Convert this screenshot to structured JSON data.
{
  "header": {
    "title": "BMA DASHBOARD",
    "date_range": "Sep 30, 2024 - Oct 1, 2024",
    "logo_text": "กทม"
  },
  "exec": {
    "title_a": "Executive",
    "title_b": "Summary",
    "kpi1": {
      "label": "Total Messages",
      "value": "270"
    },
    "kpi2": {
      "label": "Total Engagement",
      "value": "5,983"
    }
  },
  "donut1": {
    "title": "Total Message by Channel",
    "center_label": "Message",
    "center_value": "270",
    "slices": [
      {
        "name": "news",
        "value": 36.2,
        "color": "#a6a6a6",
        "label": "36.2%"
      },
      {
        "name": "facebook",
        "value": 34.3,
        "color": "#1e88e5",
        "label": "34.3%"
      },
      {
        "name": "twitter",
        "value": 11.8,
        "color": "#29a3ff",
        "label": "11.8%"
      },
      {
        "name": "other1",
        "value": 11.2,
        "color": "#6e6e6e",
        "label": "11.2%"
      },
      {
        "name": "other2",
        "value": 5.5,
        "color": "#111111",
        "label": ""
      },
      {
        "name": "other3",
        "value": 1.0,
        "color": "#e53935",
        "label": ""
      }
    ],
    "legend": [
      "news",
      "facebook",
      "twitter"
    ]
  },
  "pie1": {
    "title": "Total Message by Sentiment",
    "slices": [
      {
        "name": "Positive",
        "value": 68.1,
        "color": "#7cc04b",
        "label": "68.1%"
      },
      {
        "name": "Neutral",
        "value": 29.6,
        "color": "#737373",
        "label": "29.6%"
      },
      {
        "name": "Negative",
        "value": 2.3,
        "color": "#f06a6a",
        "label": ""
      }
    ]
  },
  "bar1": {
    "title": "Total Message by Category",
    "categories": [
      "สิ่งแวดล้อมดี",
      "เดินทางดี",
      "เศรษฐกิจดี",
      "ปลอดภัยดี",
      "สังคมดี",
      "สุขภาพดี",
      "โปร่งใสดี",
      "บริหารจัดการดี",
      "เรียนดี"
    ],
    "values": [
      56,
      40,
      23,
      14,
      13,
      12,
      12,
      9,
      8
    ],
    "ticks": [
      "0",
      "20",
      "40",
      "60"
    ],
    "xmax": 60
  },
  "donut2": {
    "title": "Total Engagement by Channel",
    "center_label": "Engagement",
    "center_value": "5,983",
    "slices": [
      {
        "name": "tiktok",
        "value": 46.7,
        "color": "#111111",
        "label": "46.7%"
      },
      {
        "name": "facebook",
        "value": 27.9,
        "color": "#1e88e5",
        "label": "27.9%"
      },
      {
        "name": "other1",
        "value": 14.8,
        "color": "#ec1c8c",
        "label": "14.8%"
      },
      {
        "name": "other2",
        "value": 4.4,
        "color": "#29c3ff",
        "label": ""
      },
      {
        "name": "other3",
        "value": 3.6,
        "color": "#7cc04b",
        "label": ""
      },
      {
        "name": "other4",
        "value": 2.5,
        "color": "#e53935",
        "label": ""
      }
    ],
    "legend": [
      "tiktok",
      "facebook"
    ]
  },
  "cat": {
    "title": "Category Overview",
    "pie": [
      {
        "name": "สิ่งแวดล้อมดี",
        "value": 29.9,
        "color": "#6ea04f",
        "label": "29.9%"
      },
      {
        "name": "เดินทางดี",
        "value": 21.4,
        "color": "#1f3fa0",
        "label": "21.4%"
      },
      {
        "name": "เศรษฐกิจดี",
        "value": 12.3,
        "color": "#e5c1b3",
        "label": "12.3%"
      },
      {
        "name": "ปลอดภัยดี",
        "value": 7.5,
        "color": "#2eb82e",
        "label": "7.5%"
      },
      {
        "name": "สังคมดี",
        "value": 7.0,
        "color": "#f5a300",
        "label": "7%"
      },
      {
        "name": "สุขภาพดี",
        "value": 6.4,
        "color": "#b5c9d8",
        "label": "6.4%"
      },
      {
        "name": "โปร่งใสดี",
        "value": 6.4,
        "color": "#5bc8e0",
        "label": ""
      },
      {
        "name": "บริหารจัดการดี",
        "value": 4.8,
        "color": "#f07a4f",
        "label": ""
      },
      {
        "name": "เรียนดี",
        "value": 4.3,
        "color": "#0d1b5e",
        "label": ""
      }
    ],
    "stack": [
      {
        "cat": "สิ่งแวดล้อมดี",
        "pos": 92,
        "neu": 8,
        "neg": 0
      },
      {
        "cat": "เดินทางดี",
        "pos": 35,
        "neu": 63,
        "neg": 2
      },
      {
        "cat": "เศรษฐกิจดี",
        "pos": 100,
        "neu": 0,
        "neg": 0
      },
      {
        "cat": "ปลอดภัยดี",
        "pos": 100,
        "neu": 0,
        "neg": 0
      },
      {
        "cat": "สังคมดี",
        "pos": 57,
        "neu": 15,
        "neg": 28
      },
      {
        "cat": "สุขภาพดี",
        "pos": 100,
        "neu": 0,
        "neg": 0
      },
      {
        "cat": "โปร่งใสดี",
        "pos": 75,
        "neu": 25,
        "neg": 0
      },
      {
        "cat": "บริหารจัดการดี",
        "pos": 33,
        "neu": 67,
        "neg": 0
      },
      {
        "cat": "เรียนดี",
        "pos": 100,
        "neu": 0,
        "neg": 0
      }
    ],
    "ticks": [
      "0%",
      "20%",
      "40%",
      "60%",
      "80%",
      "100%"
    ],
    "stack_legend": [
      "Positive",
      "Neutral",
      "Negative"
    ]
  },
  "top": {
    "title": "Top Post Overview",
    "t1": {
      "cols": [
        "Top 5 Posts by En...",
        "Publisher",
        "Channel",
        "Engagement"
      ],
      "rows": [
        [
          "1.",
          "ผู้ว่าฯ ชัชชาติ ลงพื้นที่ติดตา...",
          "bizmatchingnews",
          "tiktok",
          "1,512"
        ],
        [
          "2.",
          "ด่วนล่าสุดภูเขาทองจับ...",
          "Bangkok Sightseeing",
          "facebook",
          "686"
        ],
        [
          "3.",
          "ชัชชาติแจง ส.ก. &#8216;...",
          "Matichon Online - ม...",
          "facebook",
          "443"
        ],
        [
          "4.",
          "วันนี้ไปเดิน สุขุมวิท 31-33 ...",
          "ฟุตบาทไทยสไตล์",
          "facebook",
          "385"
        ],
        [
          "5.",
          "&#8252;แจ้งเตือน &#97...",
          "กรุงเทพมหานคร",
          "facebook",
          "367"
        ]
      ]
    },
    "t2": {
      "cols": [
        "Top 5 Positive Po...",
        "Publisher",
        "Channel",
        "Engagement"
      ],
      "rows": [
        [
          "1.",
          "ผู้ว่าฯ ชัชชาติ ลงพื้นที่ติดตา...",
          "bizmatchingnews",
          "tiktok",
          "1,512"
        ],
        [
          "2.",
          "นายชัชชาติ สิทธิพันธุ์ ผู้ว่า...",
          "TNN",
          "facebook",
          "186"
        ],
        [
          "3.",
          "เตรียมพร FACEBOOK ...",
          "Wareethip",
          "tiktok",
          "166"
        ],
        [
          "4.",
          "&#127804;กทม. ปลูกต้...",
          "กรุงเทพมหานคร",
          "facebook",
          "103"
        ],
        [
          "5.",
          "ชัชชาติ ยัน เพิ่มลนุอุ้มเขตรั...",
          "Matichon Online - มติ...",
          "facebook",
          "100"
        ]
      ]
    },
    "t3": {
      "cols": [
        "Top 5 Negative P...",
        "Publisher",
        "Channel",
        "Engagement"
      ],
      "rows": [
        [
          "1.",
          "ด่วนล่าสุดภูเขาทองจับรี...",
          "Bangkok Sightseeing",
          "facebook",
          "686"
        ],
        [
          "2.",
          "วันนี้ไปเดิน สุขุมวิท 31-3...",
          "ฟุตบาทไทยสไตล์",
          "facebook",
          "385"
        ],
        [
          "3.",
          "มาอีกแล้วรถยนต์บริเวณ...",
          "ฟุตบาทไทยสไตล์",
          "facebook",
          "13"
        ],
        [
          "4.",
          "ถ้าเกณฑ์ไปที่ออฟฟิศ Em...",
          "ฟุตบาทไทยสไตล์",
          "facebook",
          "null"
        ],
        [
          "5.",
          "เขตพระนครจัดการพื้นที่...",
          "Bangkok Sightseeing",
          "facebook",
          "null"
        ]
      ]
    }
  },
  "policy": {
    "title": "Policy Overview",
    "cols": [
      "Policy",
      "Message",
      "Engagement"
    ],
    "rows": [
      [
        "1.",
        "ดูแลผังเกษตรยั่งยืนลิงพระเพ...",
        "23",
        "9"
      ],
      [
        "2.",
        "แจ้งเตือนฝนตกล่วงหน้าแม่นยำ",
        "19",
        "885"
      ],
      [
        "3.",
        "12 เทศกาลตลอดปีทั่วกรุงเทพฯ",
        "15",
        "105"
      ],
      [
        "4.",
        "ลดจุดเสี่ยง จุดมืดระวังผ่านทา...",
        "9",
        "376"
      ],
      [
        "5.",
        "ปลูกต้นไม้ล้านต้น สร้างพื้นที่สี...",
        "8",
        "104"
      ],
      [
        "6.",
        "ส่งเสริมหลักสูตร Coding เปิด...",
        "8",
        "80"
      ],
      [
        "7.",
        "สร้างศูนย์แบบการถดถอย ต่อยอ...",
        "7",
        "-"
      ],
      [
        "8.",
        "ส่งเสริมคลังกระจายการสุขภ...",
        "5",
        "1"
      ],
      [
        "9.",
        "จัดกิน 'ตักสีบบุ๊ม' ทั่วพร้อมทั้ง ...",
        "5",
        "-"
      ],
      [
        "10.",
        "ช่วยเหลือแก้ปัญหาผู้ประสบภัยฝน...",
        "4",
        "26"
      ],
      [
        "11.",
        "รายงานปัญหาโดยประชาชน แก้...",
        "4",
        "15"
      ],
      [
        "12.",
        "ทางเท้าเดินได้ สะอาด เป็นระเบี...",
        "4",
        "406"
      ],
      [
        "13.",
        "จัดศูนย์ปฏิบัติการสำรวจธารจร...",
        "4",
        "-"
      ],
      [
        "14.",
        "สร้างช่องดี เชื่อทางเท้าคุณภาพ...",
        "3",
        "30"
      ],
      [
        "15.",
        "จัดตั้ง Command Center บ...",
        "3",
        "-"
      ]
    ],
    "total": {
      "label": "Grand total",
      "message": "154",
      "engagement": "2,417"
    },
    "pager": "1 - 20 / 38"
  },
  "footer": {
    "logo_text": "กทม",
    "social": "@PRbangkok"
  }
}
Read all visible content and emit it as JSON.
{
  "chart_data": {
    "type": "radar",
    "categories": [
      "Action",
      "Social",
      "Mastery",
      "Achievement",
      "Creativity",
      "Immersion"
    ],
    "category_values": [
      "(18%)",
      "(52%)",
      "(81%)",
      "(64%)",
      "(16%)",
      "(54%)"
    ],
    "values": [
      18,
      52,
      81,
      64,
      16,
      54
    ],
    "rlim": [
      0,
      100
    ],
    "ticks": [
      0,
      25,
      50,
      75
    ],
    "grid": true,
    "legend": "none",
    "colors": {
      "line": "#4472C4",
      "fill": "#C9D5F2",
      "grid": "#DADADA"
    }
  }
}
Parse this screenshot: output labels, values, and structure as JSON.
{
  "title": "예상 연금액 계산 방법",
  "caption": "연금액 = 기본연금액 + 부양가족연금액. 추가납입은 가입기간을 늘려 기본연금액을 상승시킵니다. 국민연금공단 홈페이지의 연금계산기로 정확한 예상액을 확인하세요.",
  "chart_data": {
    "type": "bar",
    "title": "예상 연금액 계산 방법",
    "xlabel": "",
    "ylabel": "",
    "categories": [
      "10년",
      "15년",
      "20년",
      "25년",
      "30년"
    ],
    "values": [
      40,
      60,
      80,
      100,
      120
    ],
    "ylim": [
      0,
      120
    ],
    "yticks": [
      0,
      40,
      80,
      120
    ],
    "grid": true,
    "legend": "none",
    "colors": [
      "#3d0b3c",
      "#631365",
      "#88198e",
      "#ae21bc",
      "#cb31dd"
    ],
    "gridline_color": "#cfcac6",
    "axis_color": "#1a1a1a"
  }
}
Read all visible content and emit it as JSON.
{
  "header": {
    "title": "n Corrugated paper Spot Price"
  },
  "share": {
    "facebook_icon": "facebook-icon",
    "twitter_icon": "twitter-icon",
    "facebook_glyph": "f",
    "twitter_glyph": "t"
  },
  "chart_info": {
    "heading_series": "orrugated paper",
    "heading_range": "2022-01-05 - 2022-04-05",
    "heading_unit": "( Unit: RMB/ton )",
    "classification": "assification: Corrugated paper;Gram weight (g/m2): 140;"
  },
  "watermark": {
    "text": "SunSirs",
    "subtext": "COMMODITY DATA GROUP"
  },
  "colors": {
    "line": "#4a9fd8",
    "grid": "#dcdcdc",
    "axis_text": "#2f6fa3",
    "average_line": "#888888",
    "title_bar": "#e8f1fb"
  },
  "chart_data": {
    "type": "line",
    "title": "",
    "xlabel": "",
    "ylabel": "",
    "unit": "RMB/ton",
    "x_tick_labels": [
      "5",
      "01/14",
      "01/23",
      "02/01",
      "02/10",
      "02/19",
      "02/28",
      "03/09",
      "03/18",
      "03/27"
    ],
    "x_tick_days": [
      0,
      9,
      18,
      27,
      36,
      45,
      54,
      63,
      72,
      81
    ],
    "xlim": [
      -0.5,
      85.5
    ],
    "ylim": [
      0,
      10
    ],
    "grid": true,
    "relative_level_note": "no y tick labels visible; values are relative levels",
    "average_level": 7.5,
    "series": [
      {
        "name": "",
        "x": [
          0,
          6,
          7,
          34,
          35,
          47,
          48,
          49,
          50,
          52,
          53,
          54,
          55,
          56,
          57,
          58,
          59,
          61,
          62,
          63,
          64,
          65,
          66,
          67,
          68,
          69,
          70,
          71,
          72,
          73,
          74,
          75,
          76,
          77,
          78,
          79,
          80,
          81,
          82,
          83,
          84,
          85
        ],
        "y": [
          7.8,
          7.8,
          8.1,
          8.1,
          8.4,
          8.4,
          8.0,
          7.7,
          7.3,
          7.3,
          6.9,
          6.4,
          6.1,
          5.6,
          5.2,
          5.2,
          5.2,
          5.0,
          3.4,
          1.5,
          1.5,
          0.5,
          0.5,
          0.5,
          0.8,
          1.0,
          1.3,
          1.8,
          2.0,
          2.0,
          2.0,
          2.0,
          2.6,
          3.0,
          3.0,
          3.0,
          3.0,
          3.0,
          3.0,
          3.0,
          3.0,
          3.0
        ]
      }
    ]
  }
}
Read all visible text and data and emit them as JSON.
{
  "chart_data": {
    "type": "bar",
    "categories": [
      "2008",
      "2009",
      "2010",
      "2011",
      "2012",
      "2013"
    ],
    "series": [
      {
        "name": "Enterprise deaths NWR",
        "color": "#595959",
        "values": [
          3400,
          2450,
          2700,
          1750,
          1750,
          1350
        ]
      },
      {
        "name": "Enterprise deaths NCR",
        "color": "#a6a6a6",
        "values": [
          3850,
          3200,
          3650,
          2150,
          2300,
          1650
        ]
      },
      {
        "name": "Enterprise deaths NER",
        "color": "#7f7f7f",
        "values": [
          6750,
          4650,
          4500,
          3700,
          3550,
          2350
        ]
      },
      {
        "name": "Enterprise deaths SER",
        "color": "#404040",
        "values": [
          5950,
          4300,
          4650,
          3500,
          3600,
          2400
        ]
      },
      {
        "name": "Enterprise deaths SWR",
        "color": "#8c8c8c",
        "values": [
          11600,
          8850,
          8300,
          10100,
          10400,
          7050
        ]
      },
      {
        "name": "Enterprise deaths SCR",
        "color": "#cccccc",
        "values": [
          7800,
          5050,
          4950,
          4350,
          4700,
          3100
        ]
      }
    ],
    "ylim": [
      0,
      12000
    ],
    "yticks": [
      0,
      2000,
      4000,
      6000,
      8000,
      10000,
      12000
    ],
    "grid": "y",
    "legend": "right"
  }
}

◇ ◇ ◇

EXERCISE AIM —
Looking at the entries above, say how many lines contain the word "ชชาต". Only the number is wanted.

WRITTEN SOLUTION —
5